● **Task brief**
Please rewrite everything from the row containing "ticket-status-note: Ticket closed." down to the row containing "ticket-ongoing-2[interactable]: Service_Related_Issue_WalkIn #", replacing "ticket-meta" with "ticket-info" and keeping all else unchanged. Return only those rows.
+++ Stored records +++
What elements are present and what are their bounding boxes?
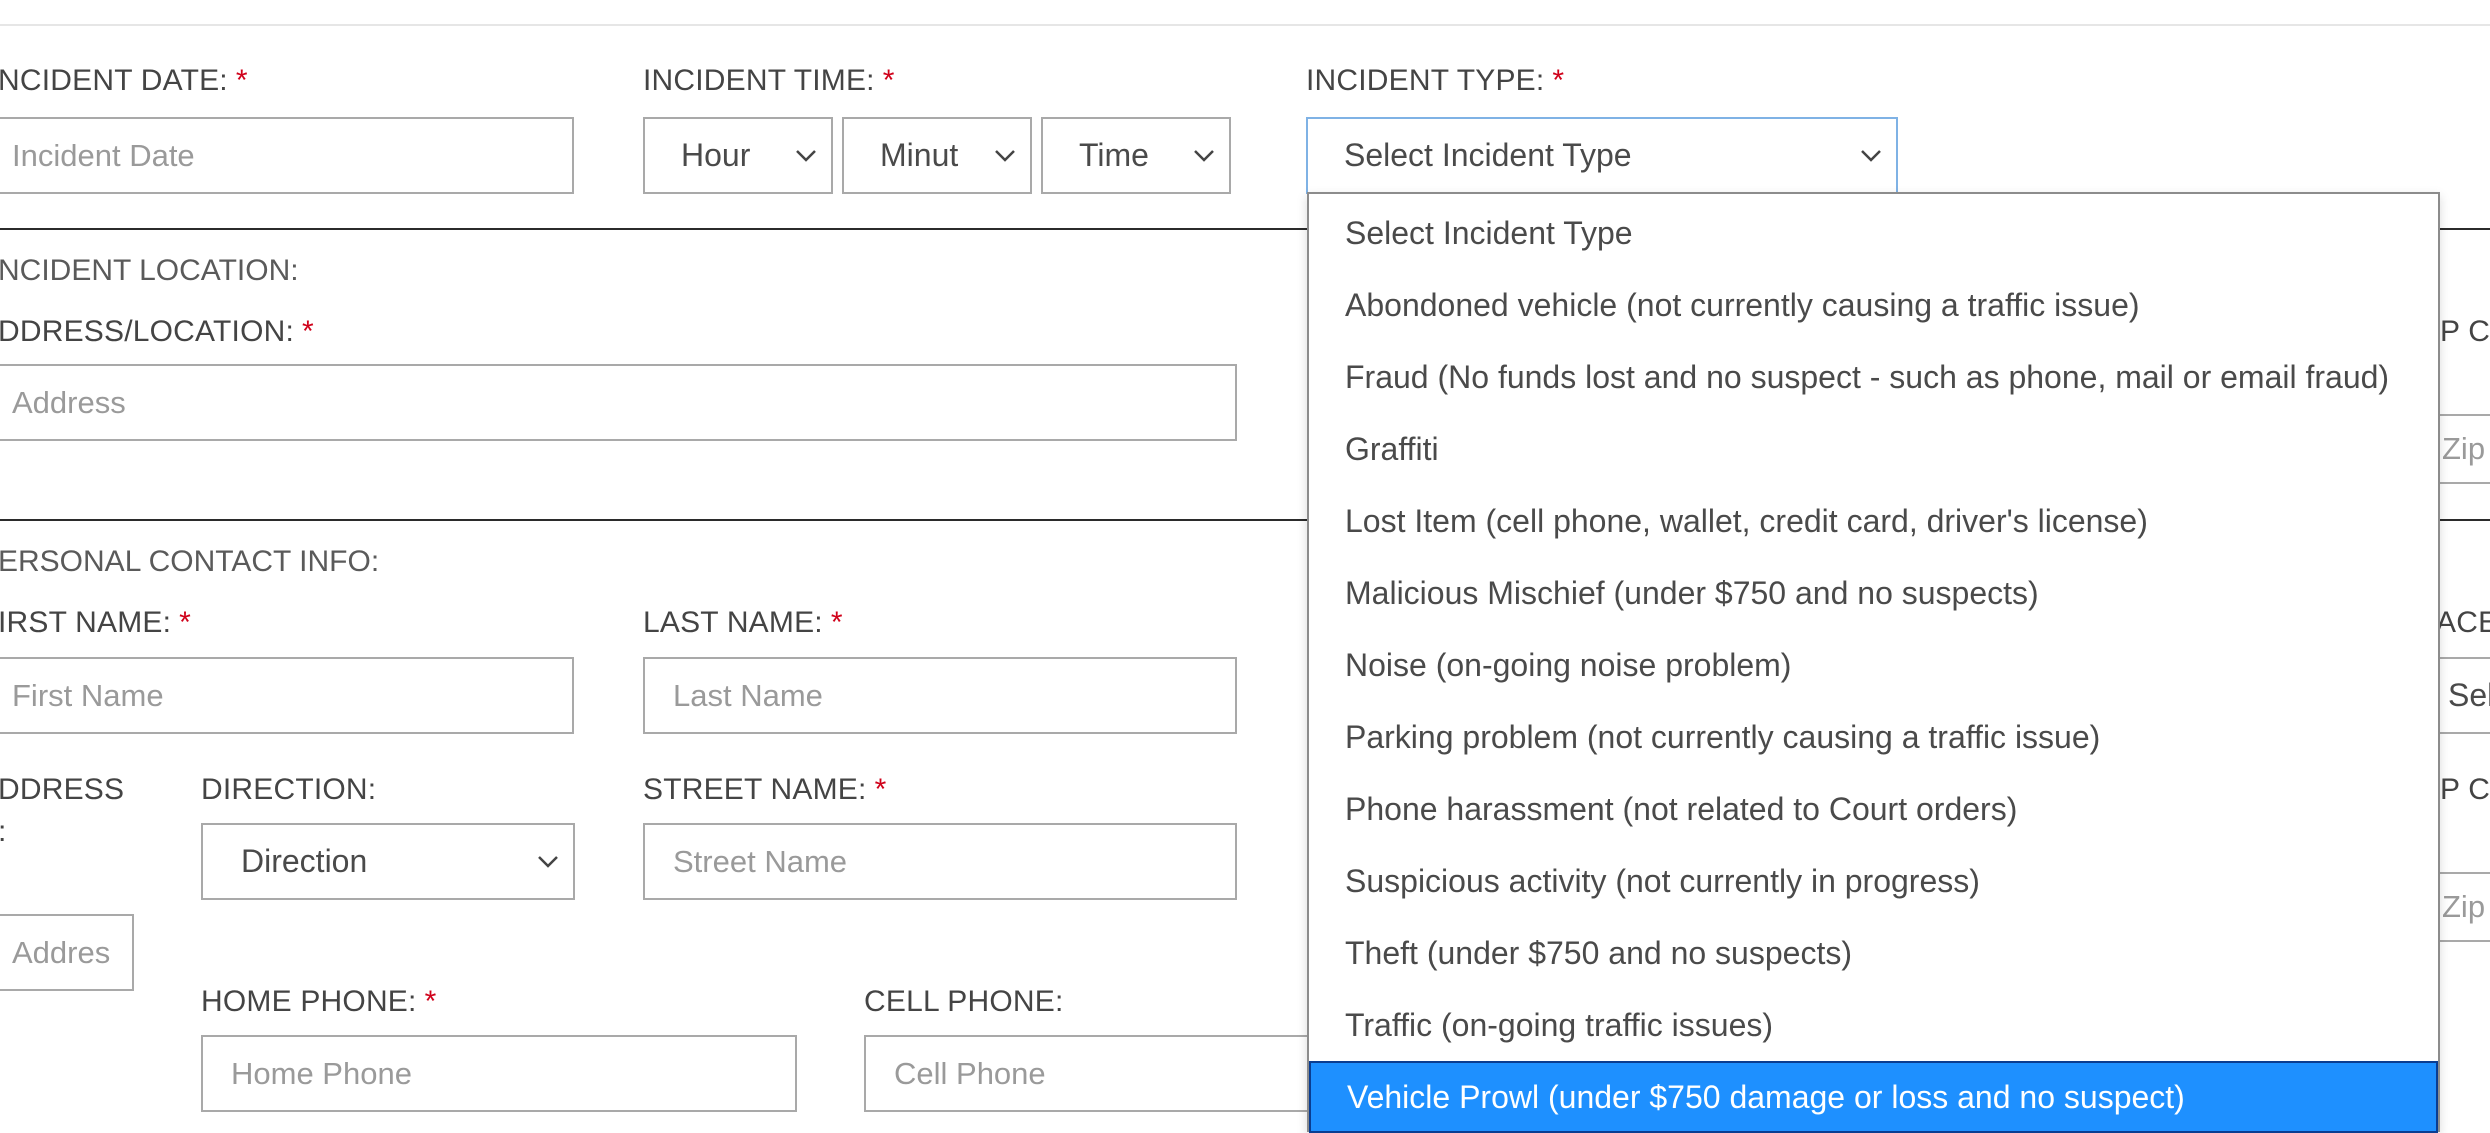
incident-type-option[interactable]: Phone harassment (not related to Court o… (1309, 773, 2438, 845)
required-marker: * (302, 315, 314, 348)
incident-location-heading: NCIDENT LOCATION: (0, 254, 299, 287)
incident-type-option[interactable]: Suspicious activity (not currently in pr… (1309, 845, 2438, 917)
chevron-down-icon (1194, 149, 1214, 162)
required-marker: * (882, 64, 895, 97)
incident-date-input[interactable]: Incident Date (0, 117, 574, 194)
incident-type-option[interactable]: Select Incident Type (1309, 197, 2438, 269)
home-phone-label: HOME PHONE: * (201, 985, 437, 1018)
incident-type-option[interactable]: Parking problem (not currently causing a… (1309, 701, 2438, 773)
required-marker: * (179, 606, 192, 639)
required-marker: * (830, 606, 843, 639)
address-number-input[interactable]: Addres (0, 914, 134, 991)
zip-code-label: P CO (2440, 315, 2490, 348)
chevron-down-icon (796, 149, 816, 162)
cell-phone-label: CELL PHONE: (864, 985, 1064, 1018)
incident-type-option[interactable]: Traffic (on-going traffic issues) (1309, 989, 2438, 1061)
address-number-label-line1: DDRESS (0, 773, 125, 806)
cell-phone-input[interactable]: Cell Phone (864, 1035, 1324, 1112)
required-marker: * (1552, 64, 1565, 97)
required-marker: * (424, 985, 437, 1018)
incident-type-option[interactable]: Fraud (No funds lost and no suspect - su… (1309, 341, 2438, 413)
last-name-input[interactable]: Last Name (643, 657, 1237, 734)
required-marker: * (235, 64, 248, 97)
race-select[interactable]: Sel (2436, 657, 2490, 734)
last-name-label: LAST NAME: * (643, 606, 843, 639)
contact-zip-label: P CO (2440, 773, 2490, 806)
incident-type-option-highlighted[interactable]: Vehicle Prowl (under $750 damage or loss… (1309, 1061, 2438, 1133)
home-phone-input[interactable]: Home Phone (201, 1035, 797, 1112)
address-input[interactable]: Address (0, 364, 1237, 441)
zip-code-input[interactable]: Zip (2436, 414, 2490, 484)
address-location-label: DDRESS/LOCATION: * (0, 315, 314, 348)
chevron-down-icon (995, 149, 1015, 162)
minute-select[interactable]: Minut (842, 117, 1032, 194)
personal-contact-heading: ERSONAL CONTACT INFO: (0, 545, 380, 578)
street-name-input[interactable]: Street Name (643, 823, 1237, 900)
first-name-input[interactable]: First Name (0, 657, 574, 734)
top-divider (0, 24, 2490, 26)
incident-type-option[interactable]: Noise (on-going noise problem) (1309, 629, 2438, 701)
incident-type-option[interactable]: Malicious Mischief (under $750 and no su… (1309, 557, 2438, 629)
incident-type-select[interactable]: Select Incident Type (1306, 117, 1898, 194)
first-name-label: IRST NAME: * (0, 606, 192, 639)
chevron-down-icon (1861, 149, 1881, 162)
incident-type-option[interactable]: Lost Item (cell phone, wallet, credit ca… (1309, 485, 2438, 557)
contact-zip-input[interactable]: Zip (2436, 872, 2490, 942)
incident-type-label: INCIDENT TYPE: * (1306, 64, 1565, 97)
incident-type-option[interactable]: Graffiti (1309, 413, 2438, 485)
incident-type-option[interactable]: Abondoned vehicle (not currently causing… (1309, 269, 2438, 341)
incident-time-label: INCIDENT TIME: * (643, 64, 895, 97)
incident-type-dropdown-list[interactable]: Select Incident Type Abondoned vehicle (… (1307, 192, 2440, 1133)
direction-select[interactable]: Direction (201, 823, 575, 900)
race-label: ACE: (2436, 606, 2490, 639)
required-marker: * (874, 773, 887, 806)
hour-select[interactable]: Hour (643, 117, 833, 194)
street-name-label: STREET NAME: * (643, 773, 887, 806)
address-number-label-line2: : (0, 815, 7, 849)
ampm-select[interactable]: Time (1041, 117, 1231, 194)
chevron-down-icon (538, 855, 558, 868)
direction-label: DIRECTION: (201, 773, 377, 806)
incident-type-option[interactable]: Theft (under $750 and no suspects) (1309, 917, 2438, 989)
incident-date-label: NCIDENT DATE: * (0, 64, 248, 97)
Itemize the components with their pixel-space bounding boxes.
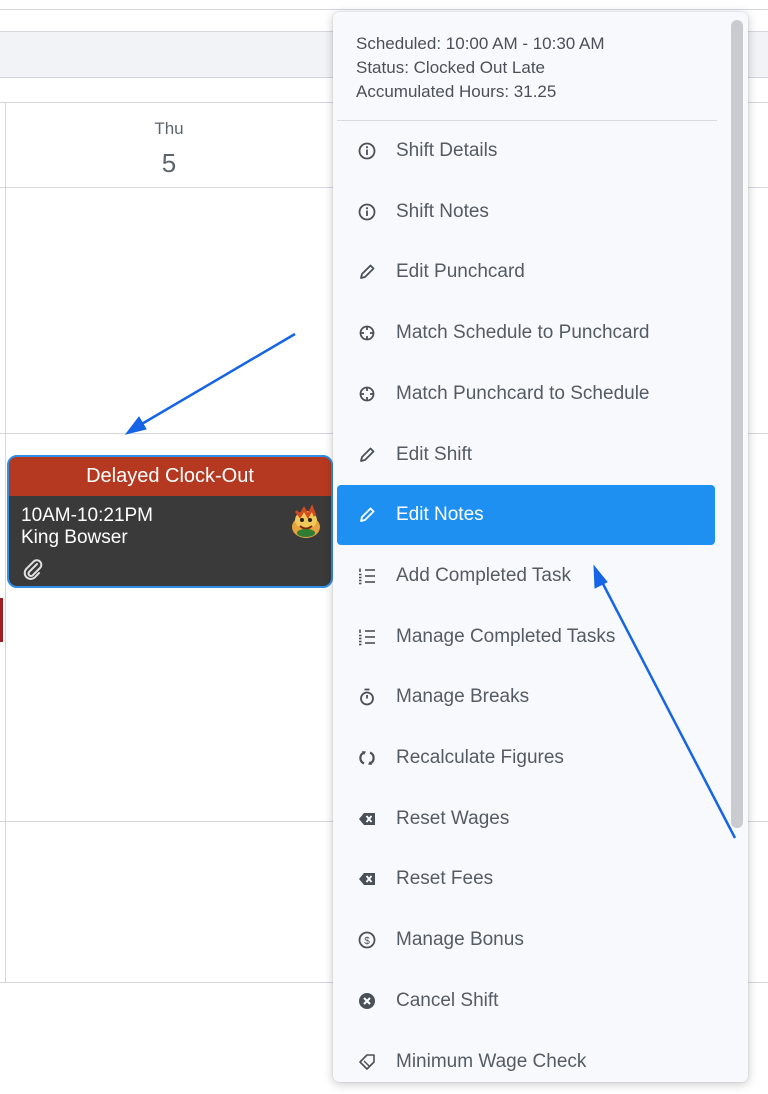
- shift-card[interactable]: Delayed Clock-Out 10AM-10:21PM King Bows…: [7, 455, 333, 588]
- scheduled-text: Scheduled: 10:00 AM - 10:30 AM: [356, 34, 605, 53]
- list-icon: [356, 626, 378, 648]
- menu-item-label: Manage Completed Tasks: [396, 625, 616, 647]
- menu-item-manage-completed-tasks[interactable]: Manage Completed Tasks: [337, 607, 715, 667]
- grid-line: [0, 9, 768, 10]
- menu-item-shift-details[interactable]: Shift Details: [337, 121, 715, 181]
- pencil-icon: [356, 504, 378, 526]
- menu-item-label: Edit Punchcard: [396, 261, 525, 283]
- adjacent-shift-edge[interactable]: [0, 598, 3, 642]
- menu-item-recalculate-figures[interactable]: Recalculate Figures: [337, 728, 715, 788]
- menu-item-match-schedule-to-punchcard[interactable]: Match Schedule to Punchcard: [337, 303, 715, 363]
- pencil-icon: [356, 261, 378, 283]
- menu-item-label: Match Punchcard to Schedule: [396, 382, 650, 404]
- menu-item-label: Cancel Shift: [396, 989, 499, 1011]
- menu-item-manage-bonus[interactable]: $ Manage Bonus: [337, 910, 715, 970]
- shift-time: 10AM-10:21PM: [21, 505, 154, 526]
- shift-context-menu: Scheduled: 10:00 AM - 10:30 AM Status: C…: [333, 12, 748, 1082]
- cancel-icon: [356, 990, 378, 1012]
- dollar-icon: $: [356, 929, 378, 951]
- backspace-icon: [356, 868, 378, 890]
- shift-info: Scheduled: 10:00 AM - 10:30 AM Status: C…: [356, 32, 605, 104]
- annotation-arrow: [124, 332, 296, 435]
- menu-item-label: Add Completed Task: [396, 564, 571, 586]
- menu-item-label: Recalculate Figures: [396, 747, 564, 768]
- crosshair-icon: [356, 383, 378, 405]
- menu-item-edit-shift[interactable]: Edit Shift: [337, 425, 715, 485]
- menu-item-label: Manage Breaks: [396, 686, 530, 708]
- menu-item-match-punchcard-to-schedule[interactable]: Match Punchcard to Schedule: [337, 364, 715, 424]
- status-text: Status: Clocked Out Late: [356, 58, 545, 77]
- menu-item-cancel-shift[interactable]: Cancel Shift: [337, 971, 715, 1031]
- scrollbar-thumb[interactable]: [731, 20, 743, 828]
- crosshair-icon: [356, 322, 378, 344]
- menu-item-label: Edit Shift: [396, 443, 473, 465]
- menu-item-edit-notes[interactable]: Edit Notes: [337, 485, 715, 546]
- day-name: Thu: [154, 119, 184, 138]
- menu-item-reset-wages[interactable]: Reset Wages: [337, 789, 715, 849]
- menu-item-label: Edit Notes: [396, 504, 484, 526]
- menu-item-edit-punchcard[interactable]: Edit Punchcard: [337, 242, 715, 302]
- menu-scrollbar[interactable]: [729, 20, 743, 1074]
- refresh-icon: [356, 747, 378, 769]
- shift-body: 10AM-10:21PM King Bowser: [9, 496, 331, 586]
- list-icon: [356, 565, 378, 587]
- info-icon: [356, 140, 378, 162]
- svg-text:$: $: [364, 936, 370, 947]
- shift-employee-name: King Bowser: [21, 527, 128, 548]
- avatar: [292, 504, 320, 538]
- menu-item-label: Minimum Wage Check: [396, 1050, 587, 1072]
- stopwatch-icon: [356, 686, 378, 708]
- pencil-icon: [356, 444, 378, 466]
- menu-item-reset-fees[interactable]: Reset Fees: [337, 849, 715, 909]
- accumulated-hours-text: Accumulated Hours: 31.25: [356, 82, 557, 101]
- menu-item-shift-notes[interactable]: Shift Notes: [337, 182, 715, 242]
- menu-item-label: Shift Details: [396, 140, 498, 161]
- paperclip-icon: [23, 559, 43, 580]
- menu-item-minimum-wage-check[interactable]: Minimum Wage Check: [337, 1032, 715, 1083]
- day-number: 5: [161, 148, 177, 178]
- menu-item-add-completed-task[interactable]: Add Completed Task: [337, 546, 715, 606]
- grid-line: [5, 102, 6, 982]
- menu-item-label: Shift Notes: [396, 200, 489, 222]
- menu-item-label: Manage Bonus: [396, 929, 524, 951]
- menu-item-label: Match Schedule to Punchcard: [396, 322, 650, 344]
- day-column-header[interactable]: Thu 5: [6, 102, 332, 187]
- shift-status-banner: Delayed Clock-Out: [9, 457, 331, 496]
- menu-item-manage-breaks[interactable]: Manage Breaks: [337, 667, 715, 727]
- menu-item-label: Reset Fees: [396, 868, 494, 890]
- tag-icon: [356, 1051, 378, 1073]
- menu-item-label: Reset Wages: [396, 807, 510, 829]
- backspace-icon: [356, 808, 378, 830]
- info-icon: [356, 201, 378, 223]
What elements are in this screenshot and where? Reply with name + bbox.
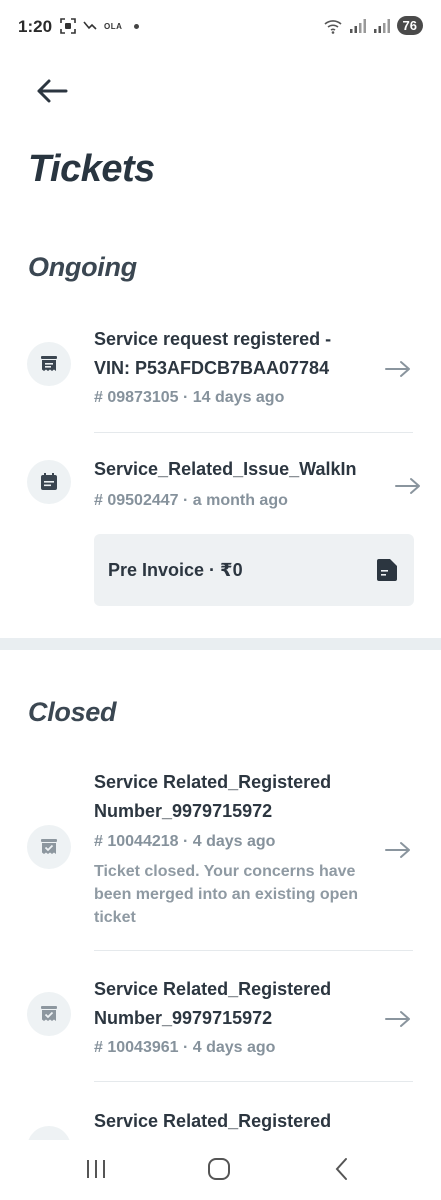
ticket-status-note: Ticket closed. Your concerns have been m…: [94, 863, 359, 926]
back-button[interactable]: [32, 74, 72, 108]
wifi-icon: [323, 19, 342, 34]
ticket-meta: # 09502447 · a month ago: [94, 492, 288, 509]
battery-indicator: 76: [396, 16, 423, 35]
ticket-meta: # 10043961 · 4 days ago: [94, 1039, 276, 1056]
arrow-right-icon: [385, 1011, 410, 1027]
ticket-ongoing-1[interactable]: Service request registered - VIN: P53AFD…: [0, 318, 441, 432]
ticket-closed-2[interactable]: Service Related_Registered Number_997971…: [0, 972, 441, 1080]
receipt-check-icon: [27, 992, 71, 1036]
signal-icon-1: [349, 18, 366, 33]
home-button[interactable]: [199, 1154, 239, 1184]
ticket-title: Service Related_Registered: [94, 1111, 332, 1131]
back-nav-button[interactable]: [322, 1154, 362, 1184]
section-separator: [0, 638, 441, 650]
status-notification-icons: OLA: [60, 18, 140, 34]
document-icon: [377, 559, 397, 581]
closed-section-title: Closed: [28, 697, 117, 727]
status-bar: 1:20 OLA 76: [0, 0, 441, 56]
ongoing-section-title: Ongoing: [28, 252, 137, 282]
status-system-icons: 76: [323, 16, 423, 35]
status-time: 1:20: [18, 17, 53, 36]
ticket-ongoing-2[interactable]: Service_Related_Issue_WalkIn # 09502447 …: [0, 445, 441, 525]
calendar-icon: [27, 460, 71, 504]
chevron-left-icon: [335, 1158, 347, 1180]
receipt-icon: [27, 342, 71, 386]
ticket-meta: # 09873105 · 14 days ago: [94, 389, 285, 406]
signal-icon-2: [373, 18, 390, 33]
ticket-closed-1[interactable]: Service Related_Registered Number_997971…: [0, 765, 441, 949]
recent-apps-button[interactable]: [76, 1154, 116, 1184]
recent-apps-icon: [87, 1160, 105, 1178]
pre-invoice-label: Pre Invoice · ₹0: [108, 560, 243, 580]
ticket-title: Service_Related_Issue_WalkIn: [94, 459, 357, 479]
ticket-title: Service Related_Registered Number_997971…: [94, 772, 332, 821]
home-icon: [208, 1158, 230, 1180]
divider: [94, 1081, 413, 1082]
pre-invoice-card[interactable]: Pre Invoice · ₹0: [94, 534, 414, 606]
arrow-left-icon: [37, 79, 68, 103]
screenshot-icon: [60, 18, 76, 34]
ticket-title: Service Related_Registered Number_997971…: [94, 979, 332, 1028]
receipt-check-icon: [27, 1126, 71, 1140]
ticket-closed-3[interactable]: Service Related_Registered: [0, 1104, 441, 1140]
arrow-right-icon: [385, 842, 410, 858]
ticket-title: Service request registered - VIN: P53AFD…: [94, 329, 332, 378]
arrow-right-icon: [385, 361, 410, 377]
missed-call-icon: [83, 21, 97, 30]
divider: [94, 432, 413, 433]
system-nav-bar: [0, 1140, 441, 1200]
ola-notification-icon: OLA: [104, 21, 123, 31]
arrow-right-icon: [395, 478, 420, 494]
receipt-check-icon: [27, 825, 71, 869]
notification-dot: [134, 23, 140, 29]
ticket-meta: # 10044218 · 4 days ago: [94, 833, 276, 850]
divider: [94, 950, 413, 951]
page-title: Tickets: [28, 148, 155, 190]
+++
● **Response**
ticket-status-note: Ticket closed. Your concerns have been m…: [94, 863, 359, 926]
back-button[interactable]: [32, 74, 72, 108]
wifi-icon: [323, 19, 342, 34]
ticket-info: # 09502447 · a month ago: [94, 492, 288, 509]
battery-indicator: 76: [396, 16, 423, 35]
ticket-info: # 10043961 · 4 days ago: [94, 1039, 276, 1056]
arrow-right-icon: [385, 1011, 410, 1027]
ticket-ongoing-1[interactable]: Service request registered - VIN: P53AFD…: [0, 318, 441, 432]
ticket-closed-2[interactable]: Service Related_Registered Number_997971…: [0, 972, 441, 1080]
receipt-check-icon: [27, 992, 71, 1036]
signal-icon-1: [349, 18, 366, 33]
home-button[interactable]: [199, 1154, 239, 1184]
ticket-title: Service Related_Registered: [94, 1111, 332, 1131]
back-nav-button[interactable]: [322, 1154, 362, 1184]
section-separator: [0, 638, 441, 650]
status-notification-icons: OLA: [60, 18, 140, 34]
document-icon: [377, 559, 397, 581]
closed-section-title: Closed: [28, 697, 117, 727]
status-bar: 1:20 OLA 76: [0, 0, 441, 56]
ongoing-section-title: Ongoing: [28, 252, 137, 282]
status-system-icons: 76: [323, 16, 423, 35]
status-time: 1:20: [18, 17, 53, 36]
ticket-ongoing-2[interactable]: Service_Related_Issue_WalkIn # 09502447 …: [0, 445, 441, 525]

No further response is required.